## REQUIRED WORK
Check each line of the data below for the word "sativa", then extract the ones that have it.

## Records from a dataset
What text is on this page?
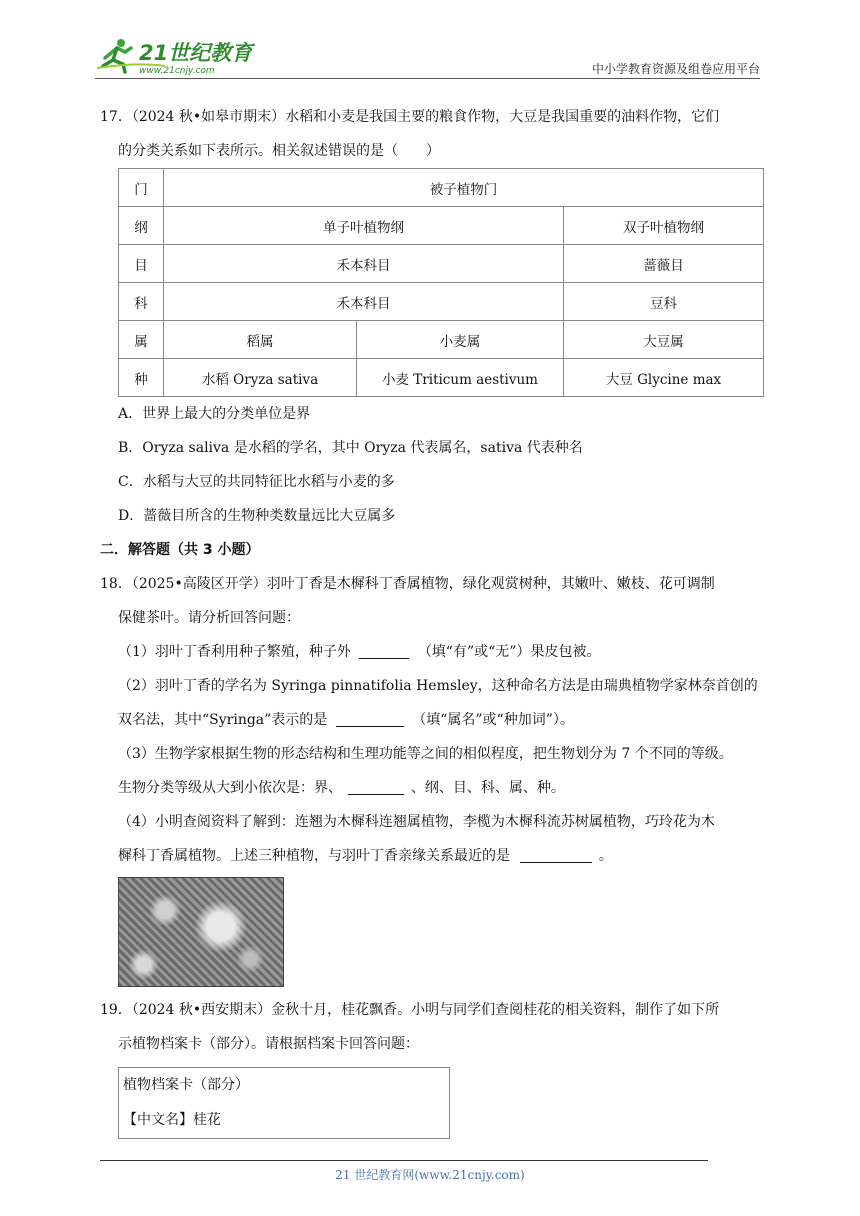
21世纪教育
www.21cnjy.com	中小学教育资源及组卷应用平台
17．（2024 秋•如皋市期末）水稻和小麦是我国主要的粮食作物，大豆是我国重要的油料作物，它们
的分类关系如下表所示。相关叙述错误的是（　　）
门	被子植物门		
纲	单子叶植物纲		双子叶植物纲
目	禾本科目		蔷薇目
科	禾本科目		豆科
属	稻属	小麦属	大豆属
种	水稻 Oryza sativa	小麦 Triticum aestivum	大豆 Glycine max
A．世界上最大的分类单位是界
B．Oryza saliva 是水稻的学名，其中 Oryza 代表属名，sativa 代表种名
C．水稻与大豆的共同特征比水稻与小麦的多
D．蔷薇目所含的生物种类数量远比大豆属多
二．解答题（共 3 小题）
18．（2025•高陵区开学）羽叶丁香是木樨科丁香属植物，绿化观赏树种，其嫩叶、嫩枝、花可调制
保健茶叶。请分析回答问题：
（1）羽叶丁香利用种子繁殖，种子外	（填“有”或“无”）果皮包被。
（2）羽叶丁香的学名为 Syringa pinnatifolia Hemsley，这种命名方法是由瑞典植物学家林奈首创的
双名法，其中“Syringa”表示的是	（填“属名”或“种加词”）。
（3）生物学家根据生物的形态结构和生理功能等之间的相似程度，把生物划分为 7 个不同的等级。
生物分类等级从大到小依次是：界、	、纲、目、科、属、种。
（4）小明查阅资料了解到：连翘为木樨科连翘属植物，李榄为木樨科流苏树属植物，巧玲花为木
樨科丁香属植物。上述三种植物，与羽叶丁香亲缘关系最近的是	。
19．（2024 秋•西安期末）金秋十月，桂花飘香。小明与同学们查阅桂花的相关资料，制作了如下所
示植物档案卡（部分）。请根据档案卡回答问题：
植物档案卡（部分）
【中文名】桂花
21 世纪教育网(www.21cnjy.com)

* * *

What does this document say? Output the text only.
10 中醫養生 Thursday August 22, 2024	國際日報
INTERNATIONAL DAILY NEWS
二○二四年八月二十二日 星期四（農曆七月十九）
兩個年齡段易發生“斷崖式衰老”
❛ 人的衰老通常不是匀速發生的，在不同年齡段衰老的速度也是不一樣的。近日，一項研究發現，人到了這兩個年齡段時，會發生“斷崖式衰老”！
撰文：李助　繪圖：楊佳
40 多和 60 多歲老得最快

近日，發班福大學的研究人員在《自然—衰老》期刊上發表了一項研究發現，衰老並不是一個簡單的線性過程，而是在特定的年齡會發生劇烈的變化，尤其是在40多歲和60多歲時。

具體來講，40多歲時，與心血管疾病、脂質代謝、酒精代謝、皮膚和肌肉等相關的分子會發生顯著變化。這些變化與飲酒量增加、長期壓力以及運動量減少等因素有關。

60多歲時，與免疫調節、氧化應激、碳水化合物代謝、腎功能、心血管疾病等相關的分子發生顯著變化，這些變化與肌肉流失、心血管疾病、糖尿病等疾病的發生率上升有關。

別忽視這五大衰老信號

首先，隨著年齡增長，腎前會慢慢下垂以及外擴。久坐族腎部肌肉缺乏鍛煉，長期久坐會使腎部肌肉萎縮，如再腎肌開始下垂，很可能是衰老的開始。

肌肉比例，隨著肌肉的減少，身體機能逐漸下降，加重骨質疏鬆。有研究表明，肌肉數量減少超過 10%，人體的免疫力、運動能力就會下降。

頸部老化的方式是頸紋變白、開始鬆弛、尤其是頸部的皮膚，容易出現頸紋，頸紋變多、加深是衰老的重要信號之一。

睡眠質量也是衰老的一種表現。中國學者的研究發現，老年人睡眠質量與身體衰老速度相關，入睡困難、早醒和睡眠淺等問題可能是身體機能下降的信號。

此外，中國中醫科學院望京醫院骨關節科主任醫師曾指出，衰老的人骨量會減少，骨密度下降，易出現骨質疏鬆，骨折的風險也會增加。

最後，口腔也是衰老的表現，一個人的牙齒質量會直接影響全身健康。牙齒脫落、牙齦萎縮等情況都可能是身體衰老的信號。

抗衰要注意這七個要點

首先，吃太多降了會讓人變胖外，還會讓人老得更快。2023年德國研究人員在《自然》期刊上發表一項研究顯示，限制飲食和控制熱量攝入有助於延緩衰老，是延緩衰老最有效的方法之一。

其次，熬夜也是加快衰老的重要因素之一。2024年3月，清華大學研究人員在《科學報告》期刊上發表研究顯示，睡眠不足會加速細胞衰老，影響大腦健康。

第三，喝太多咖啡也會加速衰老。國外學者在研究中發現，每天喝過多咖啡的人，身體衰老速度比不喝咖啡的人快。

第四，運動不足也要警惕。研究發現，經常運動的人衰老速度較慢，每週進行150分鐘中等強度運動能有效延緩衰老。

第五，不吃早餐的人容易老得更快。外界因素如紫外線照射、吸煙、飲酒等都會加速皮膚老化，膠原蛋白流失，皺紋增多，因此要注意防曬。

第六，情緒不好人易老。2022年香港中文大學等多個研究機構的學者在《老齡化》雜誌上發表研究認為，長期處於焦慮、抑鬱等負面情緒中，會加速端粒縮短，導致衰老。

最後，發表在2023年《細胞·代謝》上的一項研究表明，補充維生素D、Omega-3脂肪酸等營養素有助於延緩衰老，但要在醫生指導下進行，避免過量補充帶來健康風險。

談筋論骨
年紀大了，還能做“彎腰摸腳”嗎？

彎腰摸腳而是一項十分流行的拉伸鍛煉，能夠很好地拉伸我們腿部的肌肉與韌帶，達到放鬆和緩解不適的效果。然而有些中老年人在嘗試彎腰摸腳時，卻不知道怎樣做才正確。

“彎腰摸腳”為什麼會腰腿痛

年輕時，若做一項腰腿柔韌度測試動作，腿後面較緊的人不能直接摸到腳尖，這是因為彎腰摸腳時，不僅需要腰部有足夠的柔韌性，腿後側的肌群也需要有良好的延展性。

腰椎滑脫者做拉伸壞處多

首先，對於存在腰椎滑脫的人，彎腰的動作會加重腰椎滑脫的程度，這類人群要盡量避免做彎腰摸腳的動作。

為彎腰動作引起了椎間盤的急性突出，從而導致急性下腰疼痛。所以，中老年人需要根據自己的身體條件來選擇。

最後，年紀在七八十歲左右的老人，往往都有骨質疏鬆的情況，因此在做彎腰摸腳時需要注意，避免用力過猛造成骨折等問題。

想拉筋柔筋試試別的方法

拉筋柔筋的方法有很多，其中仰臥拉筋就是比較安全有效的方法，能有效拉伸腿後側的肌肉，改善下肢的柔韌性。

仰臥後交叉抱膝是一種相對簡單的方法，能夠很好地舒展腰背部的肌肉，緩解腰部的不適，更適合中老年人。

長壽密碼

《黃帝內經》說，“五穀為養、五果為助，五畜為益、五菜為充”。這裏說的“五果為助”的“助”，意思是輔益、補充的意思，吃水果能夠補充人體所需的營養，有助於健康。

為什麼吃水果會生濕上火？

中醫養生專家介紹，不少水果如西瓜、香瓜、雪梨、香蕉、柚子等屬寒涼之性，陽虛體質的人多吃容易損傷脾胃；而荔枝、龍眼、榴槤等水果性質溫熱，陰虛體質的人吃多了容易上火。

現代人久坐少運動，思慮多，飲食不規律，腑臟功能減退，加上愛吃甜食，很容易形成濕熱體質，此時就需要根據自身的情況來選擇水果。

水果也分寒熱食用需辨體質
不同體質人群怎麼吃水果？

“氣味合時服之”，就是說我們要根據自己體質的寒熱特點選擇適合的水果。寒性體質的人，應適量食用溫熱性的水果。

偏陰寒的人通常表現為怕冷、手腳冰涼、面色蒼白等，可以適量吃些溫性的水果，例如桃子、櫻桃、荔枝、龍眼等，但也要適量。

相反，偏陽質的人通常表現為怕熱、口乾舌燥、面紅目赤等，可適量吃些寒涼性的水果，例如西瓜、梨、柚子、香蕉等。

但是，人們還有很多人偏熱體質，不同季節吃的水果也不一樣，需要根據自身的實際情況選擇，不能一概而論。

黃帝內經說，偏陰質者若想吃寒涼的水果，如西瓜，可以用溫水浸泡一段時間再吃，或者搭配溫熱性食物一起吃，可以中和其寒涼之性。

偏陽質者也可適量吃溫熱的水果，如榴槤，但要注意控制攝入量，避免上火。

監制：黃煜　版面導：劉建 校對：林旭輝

## RESULT
种	水稻 Oryza sativa	小麦 Triticum aestivum	大豆 Glycine max
B．Oryza saliva 是水稻的学名，其中 Oryza 代表属名，sativa 代表种名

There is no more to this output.